*Task instructions*
Give these lines again with each "数量" swapped for "件数", changing nothing else and leaving the pictures out.

*Recorded data*
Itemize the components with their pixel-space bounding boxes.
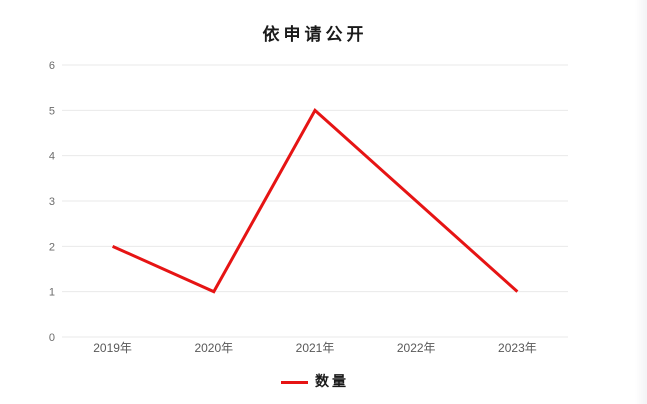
chart-title: 依申请公开: [262, 25, 368, 45]
y-tick-label: 6: [49, 60, 55, 72]
series-line: [111, 107, 519, 294]
y-tick-label: 1: [49, 287, 55, 299]
x-tick-label: 2019年: [93, 341, 132, 355]
x-tick-label: 2020年: [194, 341, 233, 355]
y-tick-label: 5: [49, 105, 55, 117]
y-tick-label: 3: [49, 196, 55, 208]
y-tick-label: 2: [49, 241, 55, 253]
x-tick-label: 2021年: [296, 341, 335, 355]
legend-line-icon: [281, 380, 308, 384]
y-tick-label: 0: [49, 332, 55, 344]
x-tick-label: 2023年: [498, 341, 537, 355]
x-tick-label: 2022年: [397, 341, 436, 355]
legend[interactable]: 数量: [62, 372, 568, 392]
legend-label: 数量: [315, 374, 349, 390]
y-tick-label: 4: [49, 151, 55, 163]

*Task result*
Itemize the components with their pixel-space bounding boxes.
chart-title: 依申请公开: [262, 25, 368, 45]
y-tick-label: 6: [49, 60, 55, 72]
series-line: [111, 107, 519, 294]
y-tick-label: 1: [49, 287, 55, 299]
x-tick-label: 2019年: [93, 341, 132, 355]
x-tick-label: 2020年: [194, 341, 233, 355]
y-tick-label: 5: [49, 105, 55, 117]
y-tick-label: 3: [49, 196, 55, 208]
y-tick-label: 2: [49, 241, 55, 253]
x-tick-label: 2021年: [296, 341, 335, 355]
legend-line-icon: [281, 380, 308, 384]
y-tick-label: 0: [49, 332, 55, 344]
x-tick-label: 2023年: [498, 341, 537, 355]
x-tick-label: 2022年: [397, 341, 436, 355]
legend[interactable]: 件数: [62, 372, 568, 392]
legend-label: 件数: [315, 374, 349, 390]
y-tick-label: 4: [49, 151, 55, 163]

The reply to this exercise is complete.